**INSTRUCTIONS FOR THE TASK:** All of the records below need to be copied exactly.
** BEGIN DATA LISTING **
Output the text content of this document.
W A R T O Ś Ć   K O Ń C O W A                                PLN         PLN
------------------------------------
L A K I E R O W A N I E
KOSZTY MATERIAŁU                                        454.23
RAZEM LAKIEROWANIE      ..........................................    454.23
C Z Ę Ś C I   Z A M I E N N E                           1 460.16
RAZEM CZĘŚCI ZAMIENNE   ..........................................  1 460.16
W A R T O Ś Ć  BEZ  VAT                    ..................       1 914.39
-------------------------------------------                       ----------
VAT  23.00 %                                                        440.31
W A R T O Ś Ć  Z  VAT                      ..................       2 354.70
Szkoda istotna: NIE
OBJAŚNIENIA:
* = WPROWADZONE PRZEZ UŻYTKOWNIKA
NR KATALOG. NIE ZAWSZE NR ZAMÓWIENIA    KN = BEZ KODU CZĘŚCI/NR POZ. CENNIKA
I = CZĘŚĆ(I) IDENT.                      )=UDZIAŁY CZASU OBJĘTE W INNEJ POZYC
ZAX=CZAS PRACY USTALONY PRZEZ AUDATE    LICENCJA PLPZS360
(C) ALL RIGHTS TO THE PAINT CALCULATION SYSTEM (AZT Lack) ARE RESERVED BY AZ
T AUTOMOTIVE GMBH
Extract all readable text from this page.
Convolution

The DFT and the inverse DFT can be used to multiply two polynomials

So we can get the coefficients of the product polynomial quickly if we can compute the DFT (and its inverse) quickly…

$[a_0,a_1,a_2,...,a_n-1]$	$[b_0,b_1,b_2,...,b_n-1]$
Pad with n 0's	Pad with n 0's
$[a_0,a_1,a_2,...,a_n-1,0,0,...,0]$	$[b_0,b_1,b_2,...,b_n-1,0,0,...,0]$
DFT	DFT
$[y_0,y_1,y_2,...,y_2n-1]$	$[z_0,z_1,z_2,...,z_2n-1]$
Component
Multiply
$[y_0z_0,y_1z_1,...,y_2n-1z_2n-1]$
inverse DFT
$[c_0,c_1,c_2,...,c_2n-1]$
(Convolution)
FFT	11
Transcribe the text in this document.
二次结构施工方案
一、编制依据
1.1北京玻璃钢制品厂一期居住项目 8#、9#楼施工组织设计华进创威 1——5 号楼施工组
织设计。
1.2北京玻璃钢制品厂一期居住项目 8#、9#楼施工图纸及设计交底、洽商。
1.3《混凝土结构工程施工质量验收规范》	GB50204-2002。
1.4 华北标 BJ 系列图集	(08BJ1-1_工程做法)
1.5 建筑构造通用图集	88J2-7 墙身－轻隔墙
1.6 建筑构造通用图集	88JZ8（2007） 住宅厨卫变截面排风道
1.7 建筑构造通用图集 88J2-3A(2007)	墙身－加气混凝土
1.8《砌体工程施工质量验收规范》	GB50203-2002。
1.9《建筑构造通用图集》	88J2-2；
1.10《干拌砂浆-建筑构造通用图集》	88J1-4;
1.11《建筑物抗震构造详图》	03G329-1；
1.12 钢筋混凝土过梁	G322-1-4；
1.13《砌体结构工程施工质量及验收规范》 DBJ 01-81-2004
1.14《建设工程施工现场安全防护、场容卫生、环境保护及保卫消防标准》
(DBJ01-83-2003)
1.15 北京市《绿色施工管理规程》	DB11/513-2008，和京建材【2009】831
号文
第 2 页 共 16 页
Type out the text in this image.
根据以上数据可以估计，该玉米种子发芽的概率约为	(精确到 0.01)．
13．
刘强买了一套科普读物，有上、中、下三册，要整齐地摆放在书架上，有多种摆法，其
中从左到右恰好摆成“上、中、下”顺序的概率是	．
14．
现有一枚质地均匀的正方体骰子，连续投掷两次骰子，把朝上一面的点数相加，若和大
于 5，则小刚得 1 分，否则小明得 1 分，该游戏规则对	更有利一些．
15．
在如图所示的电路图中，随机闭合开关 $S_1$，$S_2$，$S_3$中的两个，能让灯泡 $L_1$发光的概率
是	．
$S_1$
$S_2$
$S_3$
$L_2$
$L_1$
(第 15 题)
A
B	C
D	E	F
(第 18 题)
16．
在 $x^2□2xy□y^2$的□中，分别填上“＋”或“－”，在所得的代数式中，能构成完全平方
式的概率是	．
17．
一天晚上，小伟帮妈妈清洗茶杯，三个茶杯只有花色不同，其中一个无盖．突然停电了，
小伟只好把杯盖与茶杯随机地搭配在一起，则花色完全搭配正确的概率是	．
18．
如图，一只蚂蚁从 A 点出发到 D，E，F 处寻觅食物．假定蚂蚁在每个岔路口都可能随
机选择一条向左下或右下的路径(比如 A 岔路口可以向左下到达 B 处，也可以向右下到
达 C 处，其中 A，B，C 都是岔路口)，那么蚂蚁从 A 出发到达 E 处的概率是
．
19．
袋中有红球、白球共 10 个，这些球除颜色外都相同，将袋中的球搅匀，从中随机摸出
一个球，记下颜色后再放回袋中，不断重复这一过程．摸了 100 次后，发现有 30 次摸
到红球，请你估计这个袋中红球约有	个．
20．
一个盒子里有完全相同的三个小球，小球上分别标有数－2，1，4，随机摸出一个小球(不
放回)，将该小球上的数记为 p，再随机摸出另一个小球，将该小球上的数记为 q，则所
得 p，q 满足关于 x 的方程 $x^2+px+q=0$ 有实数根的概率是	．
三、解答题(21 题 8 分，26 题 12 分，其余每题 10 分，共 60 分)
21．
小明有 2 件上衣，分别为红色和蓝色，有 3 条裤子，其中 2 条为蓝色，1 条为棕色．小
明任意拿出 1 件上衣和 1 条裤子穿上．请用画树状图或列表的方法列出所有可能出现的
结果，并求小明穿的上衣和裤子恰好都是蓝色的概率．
** END DATA LISTING **
**OUTPUT BELOW:**
Output the text content of this document.
W A R T O Ś Ć   K O Ń C O W A                                PLN         PLN
------------------------------------
L A K I E R O W A N I E
KOSZTY MATERIAŁU                                        454.23
RAZEM LAKIEROWANIE      ..........................................    454.23
C Z Ę Ś C I   Z A M I E N N E                           1 460.16
RAZEM CZĘŚCI ZAMIENNE   ..........................................  1 460.16
W A R T O Ś Ć  BEZ  VAT                    ..................       1 914.39
-------------------------------------------                       ----------
VAT  23.00 %                                                        440.31
W A R T O Ś Ć  Z  VAT                      ..................       2 354.70
Szkoda istotna: NIE
OBJAŚNIENIA:
* = WPROWADZONE PRZEZ UŻYTKOWNIKA
NR KATALOG. NIE ZAWSZE NR ZAMÓWIENIA    KN = BEZ KODU CZĘŚCI/NR POZ. CENNIKA
I = CZĘŚĆ(I) IDENT.                      )=UDZIAŁY CZASU OBJĘTE W INNEJ POZYC
ZAX=CZAS PRACY USTALONY PRZEZ AUDATE    LICENCJA PLPZS360
(C) ALL RIGHTS TO THE PAINT CALCULATION SYSTEM (AZT Lack) ARE RESERVED BY AZ
T AUTOMOTIVE GMBH
Extract all readable text from this page.
Convolution

The DFT and the inverse DFT can be used to multiply two polynomials

So we can get the coefficients of the product polynomial quickly if we can compute the DFT (and its inverse) quickly…

$[a_0,a_1,a_2,...,a_n-1]$	$[b_0,b_1,b_2,...,b_n-1]$
Pad with n 0's	Pad with n 0's
$[a_0,a_1,a_2,...,a_n-1,0,0,...,0]$	$[b_0,b_1,b_2,...,b_n-1,0,0,...,0]$
DFT	DFT
$[y_0,y_1,y_2,...,y_2n-1]$	$[z_0,z_1,z_2,...,z_2n-1]$
Component
Multiply
$[y_0z_0,y_1z_1,...,y_2n-1z_2n-1]$
inverse DFT
$[c_0,c_1,c_2,...,c_2n-1]$
(Convolution)
FFT	11
Transcribe the text in this document.
二次结构施工方案
一、编制依据
1.1北京玻璃钢制品厂一期居住项目 8#、9#楼施工组织设计华进创威 1——5 号楼施工组
织设计。
1.2北京玻璃钢制品厂一期居住项目 8#、9#楼施工图纸及设计交底、洽商。
1.3《混凝土结构工程施工质量验收规范》	GB50204-2002。
1.4 华北标 BJ 系列图集	(08BJ1-1_工程做法)
1.5 建筑构造通用图集	88J2-7 墙身－轻隔墙
1.6 建筑构造通用图集	88JZ8（2007） 住宅厨卫变截面排风道
1.7 建筑构造通用图集 88J2-3A(2007)	墙身－加气混凝土
1.8《砌体工程施工质量验收规范》	GB50203-2002。
1.9《建筑构造通用图集》	88J2-2；
1.10《干拌砂浆-建筑构造通用图集》	88J1-4;
1.11《建筑物抗震构造详图》	03G329-1；
1.12 钢筋混凝土过梁	G322-1-4；
1.13《砌体结构工程施工质量及验收规范》 DBJ 01-81-2004
1.14《建设工程施工现场安全防护、场容卫生、环境保护及保卫消防标准》
(DBJ01-83-2003)
1.15 北京市《绿色施工管理规程》	DB11/513-2008，和京建材【2009】831
号文
第 2 页 共 16 页
Type out the text in this image.
根据以上数据可以估计，该玉米种子发芽的概率约为	(精确到 0.01)．
13．
刘强买了一套科普读物，有上、中、下三册，要整齐地摆放在书架上，有多种摆法，其
中从左到右恰好摆成“上、中、下”顺序的概率是	．
14．
现有一枚质地均匀的正方体骰子，连续投掷两次骰子，把朝上一面的点数相加，若和大
于 5，则小刚得 1 分，否则小明得 1 分，该游戏规则对	更有利一些．
15．
在如图所示的电路图中，随机闭合开关 $S_1$，$S_2$，$S_3$中的两个，能让灯泡 $L_1$发光的概率
是	．
$S_1$
$S_2$
$S_3$
$L_2$
$L_1$
(第 15 题)
A
B	C
D	E	F
(第 18 题)
16．
在 $x^2□2xy□y^2$的□中，分别填上“＋”或“－”，在所得的代数式中，能构成完全平方
式的概率是	．
17．
一天晚上，小伟帮妈妈清洗茶杯，三个茶杯只有花色不同，其中一个无盖．突然停电了，
小伟只好把杯盖与茶杯随机地搭配在一起，则花色完全搭配正确的概率是	．
18．
如图，一只蚂蚁从 A 点出发到 D，E，F 处寻觅食物．假定蚂蚁在每个岔路口都可能随
机选择一条向左下或右下的路径(比如 A 岔路口可以向左下到达 B 处，也可以向右下到
达 C 处，其中 A，B，C 都是岔路口)，那么蚂蚁从 A 出发到达 E 处的概率是
．
19．
袋中有红球、白球共 10 个，这些球除颜色外都相同，将袋中的球搅匀，从中随机摸出
一个球，记下颜色后再放回袋中，不断重复这一过程．摸了 100 次后，发现有 30 次摸
到红球，请你估计这个袋中红球约有	个．
20．
一个盒子里有完全相同的三个小球，小球上分别标有数－2，1，4，随机摸出一个小球(不
放回)，将该小球上的数记为 p，再随机摸出另一个小球，将该小球上的数记为 q，则所
得 p，q 满足关于 x 的方程 $x^2+px+q=0$ 有实数根的概率是	．
三、解答题(21 题 8 分，26 题 12 分，其余每题 10 分，共 60 分)
21．
小明有 2 件上衣，分别为红色和蓝色，有 3 条裤子，其中 2 条为蓝色，1 条为棕色．小
明任意拿出 1 件上衣和 1 条裤子穿上．请用画树状图或列表的方法列出所有可能出现的
结果，并求小明穿的上衣和裤子恰好都是蓝色的概率．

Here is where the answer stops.